***** ENTRIES *****

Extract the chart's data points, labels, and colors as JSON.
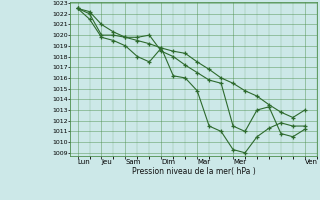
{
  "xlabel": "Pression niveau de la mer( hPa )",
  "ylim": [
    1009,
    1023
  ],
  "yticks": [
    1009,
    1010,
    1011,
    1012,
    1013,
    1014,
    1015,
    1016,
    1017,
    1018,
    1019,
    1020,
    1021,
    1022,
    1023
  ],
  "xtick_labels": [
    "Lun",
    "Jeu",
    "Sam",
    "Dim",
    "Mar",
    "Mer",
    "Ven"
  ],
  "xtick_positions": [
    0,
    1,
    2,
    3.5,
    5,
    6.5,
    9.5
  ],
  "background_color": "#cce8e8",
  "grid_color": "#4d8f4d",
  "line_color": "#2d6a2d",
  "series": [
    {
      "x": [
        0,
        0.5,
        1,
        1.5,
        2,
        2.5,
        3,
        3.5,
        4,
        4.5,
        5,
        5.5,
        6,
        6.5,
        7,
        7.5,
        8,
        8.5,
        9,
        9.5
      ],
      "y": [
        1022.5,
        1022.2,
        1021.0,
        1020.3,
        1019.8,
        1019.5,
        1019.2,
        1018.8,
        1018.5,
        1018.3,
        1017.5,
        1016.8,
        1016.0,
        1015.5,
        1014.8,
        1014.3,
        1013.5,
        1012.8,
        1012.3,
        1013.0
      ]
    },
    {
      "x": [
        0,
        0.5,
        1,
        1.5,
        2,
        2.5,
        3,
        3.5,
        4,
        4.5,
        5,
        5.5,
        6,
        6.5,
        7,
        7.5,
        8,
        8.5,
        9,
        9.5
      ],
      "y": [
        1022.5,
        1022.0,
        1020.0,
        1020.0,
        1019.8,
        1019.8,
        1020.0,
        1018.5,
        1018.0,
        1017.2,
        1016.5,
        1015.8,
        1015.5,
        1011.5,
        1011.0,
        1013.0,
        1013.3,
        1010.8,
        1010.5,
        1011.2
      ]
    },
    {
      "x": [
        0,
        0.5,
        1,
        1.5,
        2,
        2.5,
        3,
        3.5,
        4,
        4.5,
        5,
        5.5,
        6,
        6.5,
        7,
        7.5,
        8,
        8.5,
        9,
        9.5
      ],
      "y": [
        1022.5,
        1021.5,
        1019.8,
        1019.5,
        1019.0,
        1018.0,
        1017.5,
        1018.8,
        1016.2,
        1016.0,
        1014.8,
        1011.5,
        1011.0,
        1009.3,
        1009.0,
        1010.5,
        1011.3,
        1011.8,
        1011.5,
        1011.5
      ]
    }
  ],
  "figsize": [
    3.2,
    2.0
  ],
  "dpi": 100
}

*****
***** ENTRIES *****

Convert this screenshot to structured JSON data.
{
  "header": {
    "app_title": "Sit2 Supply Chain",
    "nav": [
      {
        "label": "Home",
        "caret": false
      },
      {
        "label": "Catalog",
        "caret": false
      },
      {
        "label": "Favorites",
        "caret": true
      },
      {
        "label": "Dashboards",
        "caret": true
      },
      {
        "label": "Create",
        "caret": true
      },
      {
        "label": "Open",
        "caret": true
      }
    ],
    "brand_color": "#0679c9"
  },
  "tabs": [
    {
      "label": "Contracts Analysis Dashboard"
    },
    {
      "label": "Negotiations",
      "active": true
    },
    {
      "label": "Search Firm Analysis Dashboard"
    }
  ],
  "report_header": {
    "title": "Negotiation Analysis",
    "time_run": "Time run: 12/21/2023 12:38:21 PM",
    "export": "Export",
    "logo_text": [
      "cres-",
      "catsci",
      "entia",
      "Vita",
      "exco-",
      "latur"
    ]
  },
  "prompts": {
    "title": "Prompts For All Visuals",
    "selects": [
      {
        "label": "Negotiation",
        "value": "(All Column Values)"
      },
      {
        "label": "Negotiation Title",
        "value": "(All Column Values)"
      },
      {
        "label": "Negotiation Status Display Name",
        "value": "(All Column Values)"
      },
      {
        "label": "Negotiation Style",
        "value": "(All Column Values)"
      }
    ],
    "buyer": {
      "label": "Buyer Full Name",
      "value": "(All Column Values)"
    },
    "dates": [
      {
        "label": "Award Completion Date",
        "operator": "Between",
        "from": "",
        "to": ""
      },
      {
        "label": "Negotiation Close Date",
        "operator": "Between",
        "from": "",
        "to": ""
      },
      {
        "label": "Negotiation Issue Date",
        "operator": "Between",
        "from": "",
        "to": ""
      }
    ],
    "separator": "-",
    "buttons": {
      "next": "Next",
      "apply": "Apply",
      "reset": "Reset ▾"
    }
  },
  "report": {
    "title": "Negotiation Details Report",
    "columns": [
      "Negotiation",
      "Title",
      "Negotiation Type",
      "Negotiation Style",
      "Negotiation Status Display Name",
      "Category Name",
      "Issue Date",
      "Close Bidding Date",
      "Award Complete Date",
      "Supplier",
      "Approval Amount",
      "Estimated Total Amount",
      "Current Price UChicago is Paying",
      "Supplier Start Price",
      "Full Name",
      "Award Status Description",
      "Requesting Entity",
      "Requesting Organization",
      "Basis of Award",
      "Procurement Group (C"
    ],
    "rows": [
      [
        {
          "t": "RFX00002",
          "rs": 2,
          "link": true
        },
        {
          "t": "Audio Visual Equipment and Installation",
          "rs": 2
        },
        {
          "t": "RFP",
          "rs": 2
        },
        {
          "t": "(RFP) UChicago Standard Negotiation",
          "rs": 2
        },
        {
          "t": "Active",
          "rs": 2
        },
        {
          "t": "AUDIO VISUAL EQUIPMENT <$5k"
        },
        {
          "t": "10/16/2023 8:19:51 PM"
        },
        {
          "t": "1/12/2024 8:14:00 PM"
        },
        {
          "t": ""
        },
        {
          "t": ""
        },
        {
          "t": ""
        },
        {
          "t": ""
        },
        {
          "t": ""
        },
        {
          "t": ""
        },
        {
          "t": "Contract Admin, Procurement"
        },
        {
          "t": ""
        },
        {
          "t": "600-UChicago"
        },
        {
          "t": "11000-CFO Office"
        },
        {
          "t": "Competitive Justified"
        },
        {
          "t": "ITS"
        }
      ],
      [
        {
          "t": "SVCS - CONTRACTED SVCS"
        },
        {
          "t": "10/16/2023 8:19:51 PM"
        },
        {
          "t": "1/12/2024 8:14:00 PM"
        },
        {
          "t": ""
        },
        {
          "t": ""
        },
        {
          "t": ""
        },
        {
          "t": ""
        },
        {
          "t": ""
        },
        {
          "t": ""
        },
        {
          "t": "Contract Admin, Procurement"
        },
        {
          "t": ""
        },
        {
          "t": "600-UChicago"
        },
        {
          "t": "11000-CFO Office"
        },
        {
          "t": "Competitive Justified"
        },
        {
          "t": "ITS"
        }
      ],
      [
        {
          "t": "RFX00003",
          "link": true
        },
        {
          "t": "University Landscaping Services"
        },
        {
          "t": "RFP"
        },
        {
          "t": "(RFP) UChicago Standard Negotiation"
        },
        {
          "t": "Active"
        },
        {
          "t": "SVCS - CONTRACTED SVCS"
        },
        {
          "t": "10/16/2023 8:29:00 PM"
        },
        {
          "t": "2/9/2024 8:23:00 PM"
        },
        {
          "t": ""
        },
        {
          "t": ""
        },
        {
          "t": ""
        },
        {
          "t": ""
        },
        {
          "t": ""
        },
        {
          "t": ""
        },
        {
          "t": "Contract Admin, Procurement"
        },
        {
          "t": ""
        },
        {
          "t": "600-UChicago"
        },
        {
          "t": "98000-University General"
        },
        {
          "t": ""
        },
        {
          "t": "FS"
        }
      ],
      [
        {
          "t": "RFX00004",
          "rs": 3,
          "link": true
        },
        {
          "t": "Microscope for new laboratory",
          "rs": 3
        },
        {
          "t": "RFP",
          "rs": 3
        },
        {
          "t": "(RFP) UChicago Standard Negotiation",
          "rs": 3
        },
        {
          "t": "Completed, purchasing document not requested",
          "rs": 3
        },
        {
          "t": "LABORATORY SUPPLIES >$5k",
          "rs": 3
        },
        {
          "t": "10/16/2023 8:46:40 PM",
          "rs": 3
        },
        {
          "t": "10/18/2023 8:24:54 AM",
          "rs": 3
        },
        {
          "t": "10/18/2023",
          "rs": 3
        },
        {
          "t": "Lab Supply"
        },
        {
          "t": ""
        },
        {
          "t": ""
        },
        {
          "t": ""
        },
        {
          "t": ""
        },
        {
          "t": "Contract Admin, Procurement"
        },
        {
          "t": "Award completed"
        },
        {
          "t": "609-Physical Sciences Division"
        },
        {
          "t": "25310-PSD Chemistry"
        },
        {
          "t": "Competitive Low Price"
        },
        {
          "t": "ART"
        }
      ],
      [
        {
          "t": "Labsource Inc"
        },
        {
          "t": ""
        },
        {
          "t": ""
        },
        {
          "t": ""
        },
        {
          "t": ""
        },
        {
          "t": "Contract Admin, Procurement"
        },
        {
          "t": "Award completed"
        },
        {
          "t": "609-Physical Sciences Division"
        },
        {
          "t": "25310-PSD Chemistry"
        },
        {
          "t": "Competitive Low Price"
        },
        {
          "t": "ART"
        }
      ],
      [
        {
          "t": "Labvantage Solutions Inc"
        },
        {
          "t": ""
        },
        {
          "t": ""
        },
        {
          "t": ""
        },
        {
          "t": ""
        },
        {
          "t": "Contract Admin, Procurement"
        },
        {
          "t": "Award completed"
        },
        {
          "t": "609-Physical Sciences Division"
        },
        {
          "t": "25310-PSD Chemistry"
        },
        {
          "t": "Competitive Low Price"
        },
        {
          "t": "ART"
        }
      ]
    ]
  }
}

*****
***** ENTRIES *****

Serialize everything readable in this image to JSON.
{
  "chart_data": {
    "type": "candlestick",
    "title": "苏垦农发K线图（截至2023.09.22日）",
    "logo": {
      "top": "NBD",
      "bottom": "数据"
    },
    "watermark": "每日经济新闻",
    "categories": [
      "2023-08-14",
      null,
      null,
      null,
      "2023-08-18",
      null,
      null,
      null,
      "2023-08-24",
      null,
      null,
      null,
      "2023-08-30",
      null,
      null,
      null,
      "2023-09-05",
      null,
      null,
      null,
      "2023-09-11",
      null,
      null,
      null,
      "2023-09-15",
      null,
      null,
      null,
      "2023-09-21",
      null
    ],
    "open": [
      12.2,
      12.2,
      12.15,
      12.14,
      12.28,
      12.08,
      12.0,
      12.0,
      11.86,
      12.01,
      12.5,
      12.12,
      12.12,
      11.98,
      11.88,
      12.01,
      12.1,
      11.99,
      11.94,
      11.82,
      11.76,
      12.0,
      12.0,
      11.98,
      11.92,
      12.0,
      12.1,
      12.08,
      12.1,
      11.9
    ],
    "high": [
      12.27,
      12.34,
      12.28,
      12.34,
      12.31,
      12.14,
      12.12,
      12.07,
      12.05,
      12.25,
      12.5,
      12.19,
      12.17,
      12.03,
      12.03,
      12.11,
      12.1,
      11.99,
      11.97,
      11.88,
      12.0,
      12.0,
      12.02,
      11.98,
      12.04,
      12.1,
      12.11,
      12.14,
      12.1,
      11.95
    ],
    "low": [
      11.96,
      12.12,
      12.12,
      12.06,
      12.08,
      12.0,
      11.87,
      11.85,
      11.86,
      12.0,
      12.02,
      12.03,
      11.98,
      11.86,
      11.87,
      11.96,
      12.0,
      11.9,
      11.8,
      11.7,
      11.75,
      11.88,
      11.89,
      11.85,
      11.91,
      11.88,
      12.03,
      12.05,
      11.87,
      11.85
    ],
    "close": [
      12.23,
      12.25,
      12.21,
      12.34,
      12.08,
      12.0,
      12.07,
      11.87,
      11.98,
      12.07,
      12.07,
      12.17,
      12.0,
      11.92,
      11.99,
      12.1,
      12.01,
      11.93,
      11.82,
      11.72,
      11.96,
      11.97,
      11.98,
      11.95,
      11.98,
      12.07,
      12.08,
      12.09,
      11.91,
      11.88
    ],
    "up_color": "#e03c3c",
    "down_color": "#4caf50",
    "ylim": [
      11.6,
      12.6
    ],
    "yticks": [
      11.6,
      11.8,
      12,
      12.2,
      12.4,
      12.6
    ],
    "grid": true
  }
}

*****

(GIVEN REQUEST)
Give every line of the material that includes the string "Requesting".

(RESPONSE TO THIS EXERCISE)
      "Requesting Entity",
      "Requesting Organization",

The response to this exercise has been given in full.